What to do
Go through the records below line by line, counting those that contain the word "aktivního"; answer with the count only.

(Stored items)
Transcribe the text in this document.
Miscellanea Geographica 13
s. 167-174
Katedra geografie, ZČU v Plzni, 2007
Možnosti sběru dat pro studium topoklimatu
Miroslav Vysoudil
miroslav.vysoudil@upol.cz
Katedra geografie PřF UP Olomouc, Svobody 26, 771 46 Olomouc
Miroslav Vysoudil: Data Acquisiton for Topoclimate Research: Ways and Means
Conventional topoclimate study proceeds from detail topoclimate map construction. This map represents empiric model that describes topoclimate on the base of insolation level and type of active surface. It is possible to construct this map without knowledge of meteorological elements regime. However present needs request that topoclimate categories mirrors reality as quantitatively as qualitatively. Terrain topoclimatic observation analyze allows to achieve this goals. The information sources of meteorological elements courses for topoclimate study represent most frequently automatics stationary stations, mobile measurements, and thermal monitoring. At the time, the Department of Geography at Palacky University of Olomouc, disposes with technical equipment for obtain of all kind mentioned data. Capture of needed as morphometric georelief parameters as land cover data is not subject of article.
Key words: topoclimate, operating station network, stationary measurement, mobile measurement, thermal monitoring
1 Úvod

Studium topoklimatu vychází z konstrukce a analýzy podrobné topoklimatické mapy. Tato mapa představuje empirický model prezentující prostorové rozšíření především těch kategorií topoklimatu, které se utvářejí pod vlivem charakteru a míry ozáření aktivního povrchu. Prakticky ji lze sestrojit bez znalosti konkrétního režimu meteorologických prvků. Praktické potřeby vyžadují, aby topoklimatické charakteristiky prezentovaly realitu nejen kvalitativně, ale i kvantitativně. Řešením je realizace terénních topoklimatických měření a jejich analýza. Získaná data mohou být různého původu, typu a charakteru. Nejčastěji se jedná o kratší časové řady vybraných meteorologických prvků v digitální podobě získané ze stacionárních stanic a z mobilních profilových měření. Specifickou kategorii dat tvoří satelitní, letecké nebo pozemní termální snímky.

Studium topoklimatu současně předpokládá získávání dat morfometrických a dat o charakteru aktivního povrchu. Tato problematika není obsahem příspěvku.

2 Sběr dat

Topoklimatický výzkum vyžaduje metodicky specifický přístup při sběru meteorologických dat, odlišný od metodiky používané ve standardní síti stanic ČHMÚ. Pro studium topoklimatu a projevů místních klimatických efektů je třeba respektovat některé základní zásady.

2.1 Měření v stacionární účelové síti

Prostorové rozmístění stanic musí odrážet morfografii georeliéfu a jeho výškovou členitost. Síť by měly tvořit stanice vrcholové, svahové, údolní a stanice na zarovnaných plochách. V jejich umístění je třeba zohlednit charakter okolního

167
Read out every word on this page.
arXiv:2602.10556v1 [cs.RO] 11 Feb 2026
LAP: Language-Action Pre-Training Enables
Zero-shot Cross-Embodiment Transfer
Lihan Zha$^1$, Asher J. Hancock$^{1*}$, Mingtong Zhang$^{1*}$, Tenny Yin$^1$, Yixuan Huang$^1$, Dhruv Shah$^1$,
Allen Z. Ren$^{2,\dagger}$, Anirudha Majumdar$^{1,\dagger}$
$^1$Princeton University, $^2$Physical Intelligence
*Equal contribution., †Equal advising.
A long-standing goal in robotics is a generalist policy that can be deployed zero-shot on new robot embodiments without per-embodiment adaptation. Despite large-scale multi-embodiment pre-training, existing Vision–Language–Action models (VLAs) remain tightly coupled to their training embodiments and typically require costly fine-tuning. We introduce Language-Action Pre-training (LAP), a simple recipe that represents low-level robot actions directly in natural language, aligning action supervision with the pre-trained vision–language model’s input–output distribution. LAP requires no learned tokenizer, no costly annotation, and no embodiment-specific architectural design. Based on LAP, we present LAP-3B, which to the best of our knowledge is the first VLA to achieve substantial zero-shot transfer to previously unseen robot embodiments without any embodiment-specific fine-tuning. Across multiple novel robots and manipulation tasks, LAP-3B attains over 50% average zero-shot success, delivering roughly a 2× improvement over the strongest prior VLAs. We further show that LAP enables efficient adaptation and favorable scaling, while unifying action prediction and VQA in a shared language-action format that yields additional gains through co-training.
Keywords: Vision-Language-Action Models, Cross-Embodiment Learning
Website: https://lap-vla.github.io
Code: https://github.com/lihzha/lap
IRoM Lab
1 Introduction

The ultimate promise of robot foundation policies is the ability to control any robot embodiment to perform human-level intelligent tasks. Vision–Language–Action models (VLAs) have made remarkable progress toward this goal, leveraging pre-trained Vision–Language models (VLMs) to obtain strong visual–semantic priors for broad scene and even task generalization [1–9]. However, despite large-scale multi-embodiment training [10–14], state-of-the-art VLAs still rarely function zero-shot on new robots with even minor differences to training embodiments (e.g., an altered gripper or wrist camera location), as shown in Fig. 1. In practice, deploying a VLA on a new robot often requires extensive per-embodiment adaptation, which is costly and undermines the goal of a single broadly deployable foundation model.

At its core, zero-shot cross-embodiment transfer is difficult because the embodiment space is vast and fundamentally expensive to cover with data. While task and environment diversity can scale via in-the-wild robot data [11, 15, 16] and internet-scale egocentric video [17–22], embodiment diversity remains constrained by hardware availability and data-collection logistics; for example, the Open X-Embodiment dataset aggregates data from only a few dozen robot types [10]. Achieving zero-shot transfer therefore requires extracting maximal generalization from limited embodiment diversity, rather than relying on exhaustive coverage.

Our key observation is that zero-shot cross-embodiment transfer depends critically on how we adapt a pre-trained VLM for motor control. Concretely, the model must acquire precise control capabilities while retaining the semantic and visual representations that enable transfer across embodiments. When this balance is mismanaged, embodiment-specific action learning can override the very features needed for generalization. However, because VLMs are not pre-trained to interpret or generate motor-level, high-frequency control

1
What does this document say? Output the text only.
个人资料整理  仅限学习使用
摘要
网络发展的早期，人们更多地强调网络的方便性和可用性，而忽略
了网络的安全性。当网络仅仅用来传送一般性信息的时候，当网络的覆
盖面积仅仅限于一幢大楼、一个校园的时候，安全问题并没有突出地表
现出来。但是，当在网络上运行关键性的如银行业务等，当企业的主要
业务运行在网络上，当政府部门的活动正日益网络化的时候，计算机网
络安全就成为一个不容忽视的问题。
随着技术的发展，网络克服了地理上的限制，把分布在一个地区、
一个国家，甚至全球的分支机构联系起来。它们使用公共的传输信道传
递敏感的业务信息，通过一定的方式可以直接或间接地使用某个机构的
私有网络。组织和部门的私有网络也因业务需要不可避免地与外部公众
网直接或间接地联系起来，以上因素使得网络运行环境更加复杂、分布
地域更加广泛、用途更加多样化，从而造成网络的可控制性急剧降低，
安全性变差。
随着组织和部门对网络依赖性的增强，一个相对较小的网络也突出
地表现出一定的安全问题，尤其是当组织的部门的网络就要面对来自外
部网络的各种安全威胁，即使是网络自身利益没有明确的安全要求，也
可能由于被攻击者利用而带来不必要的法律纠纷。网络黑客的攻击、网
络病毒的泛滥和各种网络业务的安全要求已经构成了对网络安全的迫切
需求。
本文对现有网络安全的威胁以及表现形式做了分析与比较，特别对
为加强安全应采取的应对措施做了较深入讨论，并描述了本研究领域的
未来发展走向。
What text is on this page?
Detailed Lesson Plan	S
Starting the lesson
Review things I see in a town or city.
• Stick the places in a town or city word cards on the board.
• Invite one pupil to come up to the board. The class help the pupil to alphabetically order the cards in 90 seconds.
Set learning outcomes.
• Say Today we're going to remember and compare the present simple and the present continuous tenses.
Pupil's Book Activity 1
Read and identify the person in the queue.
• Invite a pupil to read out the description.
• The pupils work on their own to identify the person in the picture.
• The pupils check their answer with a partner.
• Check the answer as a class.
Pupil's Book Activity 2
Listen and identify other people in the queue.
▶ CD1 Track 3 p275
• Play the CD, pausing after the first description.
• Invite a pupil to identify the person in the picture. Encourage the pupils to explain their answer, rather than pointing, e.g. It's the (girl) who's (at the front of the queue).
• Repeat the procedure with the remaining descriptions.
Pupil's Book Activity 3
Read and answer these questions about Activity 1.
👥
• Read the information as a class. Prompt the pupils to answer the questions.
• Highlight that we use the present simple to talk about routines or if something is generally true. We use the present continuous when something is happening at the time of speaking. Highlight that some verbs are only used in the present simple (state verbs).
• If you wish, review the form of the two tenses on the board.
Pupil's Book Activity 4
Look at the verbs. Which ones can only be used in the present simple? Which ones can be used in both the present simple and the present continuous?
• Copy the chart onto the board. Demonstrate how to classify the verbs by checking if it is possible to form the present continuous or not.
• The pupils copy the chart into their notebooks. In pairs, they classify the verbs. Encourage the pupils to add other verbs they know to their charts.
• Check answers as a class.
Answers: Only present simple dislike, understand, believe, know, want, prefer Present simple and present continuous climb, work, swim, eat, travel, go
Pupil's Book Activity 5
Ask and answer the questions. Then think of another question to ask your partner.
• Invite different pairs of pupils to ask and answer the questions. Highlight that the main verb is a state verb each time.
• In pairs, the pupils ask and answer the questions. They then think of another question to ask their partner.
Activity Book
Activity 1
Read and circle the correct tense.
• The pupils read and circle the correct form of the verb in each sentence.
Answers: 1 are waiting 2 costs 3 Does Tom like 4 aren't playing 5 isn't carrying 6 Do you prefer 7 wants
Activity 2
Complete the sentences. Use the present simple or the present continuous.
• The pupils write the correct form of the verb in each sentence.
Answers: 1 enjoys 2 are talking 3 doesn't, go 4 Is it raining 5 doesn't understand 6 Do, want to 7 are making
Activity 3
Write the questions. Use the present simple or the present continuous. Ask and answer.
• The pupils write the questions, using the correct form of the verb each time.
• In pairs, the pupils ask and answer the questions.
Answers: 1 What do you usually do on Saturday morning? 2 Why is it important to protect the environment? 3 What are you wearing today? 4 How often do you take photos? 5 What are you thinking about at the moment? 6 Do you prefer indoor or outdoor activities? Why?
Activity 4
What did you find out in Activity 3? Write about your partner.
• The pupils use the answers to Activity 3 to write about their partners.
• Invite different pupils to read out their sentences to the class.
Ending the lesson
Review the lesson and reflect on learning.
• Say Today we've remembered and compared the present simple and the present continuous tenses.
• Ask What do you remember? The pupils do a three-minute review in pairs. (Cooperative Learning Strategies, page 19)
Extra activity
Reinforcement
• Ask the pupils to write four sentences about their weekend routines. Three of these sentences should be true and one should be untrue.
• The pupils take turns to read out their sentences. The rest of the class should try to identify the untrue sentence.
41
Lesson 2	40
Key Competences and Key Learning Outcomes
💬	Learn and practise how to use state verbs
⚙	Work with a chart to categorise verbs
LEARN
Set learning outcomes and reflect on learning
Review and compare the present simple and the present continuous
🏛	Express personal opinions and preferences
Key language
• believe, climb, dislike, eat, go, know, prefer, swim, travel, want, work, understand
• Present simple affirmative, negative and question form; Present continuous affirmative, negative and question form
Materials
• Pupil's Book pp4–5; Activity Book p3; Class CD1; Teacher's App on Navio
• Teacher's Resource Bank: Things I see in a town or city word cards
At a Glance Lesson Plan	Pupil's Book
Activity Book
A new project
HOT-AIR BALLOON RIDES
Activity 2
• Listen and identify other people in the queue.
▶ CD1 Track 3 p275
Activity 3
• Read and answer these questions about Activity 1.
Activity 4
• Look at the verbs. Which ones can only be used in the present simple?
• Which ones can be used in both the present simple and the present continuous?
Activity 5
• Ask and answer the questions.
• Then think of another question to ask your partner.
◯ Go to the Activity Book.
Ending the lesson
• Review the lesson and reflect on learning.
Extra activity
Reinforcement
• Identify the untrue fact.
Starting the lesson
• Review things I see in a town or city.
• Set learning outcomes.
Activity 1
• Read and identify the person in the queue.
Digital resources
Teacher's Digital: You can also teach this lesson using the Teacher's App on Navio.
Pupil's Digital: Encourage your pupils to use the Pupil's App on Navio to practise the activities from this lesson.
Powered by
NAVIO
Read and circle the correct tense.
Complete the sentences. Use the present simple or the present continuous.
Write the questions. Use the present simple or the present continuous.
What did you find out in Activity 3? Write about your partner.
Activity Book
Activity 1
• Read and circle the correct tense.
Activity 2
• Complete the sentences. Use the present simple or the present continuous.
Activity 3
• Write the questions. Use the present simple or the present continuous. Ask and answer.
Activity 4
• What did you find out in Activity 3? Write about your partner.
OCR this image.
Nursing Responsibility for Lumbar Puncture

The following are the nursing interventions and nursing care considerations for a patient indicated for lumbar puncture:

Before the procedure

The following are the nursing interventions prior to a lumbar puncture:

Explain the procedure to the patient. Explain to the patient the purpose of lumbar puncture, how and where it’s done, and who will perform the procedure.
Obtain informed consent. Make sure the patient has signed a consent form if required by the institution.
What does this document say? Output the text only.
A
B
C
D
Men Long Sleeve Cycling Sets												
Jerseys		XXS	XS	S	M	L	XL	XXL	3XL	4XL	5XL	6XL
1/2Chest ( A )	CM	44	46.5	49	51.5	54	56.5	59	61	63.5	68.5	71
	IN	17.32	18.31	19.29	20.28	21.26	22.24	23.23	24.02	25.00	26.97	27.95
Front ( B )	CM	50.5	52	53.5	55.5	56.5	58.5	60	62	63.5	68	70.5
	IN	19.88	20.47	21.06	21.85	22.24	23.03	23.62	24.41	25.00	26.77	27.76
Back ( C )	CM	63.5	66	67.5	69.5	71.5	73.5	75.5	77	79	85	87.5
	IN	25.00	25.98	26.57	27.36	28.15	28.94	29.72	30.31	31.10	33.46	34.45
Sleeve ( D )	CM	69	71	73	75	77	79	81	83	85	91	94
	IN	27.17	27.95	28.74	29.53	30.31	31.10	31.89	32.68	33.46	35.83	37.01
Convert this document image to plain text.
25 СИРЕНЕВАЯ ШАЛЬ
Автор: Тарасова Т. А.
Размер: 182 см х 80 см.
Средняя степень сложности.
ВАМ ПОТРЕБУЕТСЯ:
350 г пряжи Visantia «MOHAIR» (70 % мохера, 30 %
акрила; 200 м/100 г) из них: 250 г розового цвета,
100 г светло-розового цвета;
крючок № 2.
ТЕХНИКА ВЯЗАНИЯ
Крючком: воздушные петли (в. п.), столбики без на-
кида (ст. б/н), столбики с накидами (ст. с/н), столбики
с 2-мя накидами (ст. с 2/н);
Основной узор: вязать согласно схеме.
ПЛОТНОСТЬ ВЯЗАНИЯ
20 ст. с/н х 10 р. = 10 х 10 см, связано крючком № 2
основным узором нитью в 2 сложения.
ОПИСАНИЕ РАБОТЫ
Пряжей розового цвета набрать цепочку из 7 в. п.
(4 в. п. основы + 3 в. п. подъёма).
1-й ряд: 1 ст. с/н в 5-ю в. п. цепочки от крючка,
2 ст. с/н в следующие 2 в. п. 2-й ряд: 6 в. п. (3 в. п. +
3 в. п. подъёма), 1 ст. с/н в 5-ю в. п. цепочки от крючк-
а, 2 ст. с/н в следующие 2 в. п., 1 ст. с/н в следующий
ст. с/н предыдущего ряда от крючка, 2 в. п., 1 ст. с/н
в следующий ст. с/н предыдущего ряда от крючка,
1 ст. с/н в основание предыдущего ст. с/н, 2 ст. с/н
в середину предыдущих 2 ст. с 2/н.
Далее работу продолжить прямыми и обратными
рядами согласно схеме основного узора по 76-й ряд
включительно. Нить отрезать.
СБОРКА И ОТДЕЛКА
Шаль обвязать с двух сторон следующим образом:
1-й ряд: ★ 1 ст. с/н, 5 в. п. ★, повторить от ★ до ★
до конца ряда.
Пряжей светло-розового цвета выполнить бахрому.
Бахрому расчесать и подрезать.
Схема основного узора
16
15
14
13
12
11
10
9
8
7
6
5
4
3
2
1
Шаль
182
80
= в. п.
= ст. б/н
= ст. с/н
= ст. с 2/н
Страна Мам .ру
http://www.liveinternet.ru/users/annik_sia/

Result
2